───── SUPPLIED ENTRIES

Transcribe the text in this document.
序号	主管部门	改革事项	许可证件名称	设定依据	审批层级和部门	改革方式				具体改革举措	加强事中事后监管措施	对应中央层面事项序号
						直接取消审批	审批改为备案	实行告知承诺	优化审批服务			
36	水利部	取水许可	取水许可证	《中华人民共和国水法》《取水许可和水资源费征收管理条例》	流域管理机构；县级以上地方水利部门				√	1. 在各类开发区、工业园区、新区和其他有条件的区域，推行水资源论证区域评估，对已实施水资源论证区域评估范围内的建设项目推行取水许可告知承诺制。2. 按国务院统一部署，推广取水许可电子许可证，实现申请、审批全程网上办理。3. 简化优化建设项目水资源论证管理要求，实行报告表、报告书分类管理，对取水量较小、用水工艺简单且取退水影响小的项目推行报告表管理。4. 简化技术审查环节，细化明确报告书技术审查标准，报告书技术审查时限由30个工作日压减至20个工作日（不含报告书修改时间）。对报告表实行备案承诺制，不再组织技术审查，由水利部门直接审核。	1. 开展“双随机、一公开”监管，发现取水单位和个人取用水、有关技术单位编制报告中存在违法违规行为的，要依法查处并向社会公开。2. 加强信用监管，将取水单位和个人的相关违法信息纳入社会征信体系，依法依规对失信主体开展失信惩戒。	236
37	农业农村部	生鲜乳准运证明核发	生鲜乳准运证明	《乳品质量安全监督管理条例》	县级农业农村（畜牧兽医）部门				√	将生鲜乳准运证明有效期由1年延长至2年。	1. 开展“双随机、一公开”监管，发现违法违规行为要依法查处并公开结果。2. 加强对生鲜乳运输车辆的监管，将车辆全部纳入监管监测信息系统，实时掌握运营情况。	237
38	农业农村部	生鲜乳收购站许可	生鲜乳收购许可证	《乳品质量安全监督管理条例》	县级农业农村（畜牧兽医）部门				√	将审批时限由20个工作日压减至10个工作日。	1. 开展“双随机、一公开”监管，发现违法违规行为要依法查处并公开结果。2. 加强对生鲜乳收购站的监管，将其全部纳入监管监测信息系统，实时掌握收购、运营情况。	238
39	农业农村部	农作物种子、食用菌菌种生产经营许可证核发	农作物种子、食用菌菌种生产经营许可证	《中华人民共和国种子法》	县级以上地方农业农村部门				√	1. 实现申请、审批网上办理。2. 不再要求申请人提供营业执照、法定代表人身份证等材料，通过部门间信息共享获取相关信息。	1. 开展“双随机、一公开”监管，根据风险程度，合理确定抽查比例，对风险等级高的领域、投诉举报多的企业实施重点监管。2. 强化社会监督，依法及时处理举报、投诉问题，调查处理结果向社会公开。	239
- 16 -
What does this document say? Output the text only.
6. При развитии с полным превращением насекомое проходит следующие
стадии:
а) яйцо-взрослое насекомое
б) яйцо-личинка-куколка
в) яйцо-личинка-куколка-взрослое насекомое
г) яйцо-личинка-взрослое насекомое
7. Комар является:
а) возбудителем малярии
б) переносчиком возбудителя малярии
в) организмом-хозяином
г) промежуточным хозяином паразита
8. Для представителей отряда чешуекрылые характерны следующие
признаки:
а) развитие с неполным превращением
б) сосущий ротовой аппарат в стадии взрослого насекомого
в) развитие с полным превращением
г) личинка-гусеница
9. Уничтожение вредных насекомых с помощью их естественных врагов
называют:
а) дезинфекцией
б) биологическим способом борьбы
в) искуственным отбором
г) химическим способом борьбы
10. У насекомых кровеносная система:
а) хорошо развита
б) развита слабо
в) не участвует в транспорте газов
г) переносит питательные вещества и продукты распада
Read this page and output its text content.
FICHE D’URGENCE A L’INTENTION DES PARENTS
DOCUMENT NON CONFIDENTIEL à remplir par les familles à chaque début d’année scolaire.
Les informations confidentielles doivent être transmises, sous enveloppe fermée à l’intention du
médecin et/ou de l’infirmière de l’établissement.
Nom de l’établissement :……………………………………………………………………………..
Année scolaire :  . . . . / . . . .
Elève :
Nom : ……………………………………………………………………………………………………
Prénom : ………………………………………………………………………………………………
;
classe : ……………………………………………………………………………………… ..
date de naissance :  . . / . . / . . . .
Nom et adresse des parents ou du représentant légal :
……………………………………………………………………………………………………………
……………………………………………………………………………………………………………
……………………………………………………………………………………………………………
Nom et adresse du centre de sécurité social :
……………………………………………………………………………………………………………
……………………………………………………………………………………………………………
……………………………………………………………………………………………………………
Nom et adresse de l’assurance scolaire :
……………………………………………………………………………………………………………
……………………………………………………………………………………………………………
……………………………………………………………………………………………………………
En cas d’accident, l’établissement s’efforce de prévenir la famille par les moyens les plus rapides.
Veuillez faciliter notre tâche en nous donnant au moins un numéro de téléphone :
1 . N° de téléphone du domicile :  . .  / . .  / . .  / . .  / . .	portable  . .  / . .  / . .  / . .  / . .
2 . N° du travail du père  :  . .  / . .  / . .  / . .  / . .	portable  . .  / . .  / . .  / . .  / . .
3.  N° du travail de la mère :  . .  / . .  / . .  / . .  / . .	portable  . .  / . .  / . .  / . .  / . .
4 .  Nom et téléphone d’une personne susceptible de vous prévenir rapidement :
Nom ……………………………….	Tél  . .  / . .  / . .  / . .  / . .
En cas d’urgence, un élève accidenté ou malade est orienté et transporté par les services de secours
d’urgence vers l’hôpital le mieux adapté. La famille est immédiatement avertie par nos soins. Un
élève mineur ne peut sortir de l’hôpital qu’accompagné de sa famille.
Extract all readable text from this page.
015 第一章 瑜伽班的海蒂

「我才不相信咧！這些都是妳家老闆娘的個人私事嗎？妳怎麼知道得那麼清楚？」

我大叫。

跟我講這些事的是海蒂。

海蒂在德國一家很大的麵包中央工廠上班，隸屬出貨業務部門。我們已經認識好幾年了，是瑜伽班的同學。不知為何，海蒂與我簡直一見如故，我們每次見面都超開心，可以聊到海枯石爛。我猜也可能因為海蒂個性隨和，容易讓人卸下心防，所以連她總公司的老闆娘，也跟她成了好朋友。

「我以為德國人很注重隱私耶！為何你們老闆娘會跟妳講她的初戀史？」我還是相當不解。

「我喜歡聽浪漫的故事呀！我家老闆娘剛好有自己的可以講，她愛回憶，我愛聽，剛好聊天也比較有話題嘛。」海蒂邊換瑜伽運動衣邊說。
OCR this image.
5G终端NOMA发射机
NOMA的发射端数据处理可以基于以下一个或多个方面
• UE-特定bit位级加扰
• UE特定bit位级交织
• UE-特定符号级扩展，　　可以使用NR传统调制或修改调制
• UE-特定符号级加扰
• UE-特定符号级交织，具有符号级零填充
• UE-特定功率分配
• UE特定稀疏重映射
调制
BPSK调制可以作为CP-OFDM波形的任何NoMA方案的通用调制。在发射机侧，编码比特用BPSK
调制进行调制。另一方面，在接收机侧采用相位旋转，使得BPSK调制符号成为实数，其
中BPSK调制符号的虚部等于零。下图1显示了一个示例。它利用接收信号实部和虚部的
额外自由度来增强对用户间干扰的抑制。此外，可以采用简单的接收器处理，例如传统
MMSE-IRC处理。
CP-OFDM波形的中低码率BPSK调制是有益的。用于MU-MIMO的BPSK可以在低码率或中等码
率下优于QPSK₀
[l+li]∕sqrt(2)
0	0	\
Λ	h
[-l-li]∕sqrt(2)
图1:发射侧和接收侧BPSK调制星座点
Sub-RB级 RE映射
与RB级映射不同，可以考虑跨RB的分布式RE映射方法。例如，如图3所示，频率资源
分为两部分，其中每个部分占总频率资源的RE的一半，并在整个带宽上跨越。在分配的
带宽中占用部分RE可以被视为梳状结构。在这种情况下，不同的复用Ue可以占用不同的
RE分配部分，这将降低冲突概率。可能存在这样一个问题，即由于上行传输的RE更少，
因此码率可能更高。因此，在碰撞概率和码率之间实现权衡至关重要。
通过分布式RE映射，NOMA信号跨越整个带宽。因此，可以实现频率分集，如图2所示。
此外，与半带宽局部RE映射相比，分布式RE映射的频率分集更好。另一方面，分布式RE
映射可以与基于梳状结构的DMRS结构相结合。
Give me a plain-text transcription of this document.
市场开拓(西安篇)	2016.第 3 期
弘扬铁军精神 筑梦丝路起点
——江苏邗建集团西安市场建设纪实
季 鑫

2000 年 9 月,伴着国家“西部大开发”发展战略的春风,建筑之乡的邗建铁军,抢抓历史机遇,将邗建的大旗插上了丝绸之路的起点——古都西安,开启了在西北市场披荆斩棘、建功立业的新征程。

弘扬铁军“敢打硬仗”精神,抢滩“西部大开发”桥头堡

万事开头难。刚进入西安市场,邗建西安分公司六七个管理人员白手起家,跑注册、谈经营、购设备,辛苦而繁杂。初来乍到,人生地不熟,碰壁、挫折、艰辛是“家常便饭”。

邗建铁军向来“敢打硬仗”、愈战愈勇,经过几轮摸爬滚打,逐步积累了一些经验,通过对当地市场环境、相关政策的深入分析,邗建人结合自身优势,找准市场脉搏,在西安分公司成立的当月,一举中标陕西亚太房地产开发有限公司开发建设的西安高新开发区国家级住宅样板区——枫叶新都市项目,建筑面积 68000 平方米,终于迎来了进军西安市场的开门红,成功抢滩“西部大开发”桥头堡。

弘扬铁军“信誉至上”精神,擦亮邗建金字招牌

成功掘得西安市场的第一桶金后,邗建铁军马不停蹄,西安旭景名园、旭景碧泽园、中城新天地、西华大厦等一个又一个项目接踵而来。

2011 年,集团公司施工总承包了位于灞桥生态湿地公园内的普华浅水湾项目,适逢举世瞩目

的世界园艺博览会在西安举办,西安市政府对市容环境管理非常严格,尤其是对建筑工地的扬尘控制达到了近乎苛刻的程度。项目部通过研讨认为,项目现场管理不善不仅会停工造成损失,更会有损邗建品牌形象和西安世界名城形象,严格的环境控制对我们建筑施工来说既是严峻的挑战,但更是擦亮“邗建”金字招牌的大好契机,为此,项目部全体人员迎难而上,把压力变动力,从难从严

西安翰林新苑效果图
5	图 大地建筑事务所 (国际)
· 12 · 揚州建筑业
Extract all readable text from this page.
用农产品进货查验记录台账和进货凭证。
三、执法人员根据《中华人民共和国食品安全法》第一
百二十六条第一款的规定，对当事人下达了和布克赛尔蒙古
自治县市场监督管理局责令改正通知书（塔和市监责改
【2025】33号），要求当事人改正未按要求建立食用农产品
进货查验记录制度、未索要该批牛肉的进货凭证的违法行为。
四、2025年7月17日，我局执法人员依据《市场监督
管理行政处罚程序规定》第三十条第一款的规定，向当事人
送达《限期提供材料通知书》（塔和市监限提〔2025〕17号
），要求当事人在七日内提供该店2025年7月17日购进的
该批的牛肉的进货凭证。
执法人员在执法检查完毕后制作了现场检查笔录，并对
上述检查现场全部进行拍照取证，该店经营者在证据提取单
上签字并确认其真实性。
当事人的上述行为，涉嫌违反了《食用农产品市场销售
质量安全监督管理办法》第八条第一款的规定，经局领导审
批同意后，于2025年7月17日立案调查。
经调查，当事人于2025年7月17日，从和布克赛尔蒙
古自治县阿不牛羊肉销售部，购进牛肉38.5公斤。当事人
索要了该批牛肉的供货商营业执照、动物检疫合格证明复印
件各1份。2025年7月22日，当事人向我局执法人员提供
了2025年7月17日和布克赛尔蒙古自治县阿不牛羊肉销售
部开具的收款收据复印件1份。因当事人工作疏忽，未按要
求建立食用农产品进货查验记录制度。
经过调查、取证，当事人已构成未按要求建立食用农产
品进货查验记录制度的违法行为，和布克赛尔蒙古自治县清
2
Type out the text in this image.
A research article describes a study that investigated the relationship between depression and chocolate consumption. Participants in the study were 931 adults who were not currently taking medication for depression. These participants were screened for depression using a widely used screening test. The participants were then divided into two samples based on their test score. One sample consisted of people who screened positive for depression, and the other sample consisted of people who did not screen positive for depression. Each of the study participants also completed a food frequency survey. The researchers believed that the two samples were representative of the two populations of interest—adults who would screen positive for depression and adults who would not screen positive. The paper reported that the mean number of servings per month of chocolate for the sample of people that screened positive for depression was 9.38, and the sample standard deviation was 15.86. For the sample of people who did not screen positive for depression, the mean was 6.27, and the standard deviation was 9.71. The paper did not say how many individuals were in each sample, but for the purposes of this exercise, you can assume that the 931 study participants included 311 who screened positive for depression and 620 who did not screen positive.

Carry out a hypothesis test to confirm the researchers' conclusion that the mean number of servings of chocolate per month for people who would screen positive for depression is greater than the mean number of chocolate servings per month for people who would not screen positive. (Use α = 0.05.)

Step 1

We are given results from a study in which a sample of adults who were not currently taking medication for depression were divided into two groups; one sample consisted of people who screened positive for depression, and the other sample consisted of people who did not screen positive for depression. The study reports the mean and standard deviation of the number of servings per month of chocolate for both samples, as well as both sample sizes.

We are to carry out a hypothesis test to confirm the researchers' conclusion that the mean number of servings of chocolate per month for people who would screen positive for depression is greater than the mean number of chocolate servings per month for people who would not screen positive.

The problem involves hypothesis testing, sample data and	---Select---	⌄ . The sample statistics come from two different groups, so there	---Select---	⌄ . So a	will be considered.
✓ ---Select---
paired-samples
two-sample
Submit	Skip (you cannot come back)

──────────

Copy out each line of the entries that holds "способом".

◆ EXERCISE RESPONSE
б) биологическим способом борьбы
г) химическим способом борьбы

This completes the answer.